-- Start --
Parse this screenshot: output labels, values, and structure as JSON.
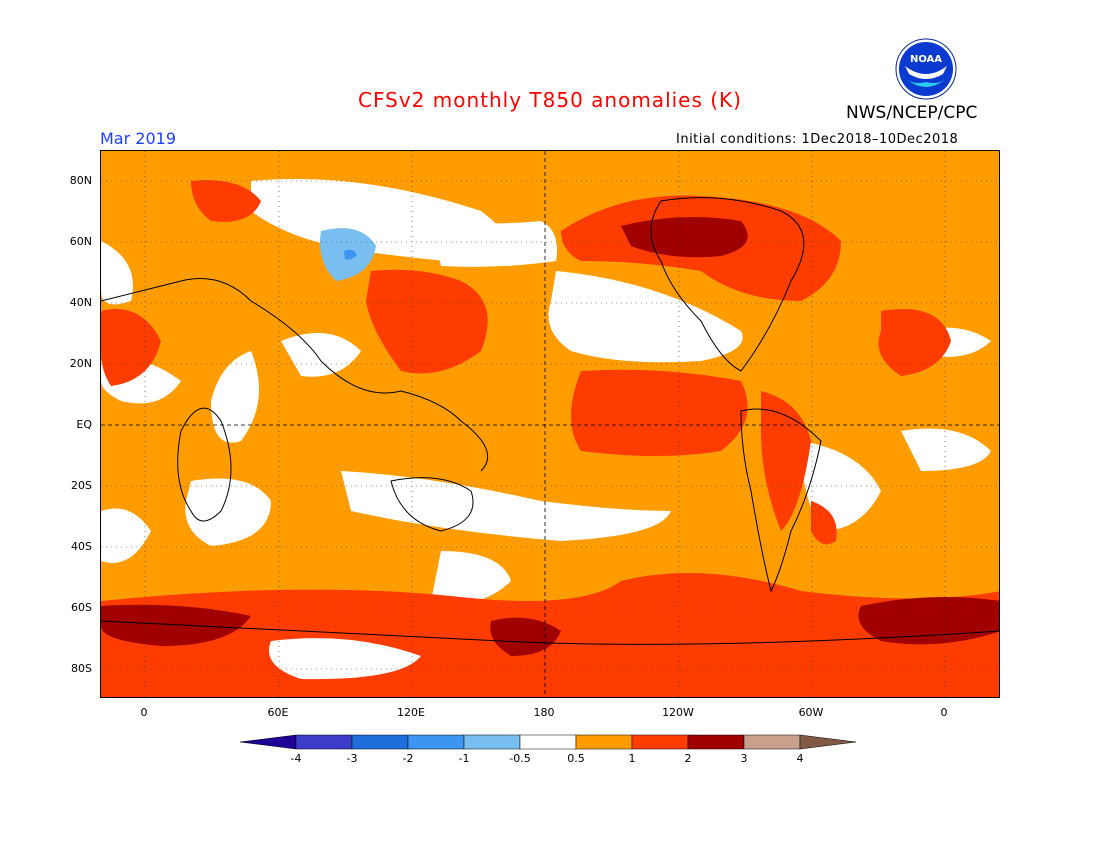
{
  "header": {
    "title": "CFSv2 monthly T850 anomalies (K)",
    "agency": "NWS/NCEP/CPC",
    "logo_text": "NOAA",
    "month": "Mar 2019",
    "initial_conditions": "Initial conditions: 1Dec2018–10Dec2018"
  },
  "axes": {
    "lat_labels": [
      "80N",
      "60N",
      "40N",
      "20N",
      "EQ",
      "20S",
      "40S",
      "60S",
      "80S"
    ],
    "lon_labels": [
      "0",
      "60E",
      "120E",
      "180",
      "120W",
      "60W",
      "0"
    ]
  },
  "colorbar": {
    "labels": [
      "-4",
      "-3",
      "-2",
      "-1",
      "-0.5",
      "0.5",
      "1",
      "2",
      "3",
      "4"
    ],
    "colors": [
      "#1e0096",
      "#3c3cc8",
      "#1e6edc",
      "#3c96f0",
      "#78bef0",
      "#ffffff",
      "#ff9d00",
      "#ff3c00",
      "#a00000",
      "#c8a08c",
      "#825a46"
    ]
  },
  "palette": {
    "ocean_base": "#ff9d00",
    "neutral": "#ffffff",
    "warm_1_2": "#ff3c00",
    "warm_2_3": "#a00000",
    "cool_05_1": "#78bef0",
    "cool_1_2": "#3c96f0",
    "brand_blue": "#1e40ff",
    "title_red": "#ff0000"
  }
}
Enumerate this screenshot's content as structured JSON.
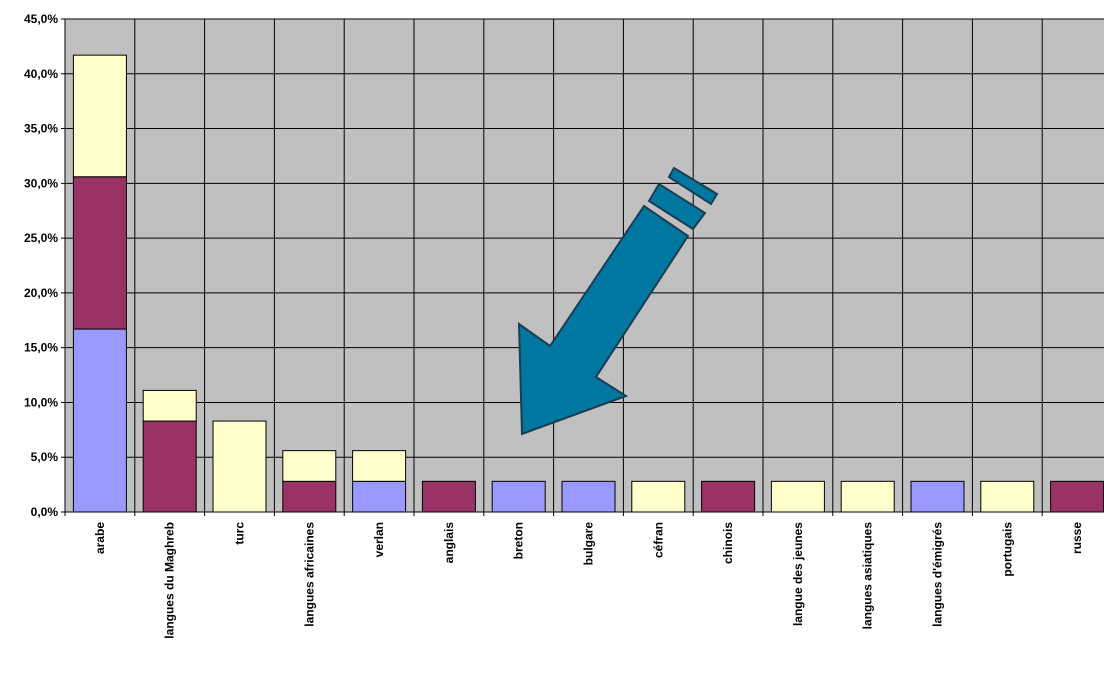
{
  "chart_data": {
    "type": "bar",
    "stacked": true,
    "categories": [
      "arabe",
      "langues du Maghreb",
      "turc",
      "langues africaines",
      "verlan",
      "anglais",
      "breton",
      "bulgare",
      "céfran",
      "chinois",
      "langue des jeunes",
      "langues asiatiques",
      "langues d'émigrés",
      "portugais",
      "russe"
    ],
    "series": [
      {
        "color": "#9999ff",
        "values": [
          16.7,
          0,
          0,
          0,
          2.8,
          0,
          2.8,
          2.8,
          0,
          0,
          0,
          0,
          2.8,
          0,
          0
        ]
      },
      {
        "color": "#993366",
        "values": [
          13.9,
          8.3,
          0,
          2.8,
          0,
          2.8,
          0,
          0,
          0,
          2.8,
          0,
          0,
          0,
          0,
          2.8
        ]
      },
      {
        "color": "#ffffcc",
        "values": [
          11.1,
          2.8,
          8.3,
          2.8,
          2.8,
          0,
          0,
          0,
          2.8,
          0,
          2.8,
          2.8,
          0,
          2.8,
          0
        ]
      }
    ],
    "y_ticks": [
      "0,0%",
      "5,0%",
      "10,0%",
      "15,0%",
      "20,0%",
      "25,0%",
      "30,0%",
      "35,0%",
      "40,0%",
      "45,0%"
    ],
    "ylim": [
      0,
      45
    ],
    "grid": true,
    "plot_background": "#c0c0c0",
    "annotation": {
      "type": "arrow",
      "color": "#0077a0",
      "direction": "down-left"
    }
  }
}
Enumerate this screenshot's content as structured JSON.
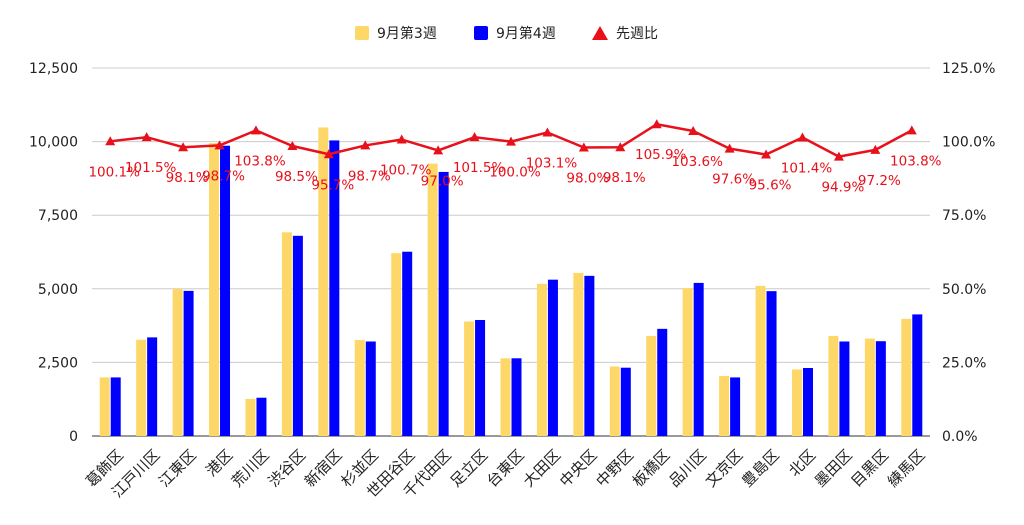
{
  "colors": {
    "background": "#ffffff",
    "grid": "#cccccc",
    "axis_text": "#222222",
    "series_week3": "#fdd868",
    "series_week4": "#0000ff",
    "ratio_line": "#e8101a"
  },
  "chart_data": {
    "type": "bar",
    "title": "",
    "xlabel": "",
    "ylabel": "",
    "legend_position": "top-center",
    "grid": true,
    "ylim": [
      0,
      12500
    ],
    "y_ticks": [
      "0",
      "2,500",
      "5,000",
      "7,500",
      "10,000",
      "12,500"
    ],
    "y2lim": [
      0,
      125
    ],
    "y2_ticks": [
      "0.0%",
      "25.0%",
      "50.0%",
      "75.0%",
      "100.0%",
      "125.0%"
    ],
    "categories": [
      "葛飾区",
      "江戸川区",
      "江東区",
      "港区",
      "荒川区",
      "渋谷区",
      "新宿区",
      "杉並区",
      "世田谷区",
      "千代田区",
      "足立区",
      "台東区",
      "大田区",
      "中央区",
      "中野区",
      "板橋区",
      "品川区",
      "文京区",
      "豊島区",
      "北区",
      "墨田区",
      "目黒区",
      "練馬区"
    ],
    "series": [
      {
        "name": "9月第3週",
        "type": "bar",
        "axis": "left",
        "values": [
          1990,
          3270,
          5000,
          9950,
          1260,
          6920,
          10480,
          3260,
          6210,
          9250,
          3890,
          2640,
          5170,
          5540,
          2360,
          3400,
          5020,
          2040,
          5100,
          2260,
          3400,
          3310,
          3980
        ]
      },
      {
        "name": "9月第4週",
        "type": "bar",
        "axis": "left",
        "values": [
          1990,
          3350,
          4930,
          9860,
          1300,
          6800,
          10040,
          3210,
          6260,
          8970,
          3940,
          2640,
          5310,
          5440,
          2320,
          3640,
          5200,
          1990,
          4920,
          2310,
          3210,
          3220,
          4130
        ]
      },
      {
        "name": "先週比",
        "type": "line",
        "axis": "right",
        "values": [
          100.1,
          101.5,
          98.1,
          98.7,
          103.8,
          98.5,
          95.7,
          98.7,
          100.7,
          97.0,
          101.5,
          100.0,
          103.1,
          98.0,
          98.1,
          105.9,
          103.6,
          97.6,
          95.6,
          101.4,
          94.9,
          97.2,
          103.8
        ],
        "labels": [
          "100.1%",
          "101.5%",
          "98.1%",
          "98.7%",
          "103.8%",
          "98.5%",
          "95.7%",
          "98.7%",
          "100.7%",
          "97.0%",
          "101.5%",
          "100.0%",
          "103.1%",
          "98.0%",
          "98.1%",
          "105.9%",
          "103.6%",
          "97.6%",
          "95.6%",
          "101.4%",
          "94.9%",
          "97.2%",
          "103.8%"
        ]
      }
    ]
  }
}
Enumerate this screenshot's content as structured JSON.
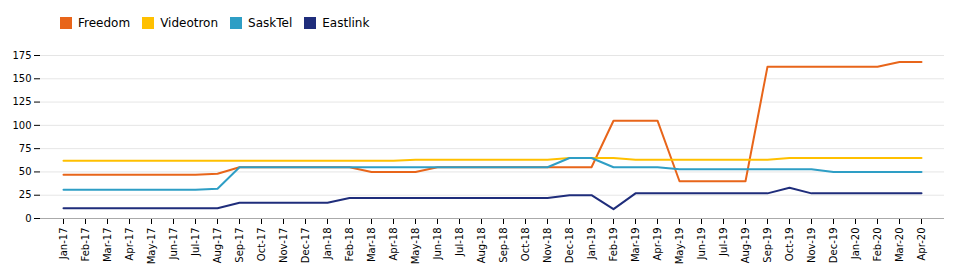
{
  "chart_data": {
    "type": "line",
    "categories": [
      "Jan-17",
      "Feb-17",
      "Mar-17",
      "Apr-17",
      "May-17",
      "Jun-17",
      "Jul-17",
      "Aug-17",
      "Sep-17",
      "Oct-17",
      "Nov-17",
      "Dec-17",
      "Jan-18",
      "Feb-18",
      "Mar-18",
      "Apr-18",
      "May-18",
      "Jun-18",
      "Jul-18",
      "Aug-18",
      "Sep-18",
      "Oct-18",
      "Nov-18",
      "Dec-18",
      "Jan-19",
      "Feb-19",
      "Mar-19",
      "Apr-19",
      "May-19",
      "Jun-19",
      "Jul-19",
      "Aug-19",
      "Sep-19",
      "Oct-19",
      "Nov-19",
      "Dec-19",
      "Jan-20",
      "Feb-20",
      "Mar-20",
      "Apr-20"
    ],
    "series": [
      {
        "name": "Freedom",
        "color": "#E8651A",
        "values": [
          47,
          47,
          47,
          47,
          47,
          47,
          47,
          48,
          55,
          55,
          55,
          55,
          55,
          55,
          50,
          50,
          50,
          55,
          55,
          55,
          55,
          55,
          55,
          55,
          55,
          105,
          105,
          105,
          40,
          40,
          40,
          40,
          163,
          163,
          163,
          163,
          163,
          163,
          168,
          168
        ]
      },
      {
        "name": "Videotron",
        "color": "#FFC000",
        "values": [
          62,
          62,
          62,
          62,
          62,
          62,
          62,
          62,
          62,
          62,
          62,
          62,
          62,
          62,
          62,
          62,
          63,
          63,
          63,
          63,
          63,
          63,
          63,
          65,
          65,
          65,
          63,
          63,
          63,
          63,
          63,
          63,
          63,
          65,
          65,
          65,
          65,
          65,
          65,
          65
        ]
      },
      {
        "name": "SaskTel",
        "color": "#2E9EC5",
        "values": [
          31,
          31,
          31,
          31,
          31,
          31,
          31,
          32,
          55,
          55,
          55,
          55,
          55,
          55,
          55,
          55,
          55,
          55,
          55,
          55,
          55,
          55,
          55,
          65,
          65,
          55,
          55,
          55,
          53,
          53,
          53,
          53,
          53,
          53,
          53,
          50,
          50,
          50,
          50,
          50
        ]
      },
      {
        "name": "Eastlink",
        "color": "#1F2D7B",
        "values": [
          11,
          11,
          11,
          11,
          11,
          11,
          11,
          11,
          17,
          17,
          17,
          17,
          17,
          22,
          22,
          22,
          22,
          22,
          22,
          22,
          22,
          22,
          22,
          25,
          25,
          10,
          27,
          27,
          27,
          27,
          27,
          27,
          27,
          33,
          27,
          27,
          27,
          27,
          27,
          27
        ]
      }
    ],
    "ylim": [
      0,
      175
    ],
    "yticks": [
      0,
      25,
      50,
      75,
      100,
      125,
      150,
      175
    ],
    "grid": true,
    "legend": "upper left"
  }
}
-- End --
## [Given instruction]
Pick out, from the lines above, every one that contains the string "langues".

## [Expected answer]
      "langues du Maghreb",
      "langues africaines",
      "langues asiatiques",
      "langues d'émigrés",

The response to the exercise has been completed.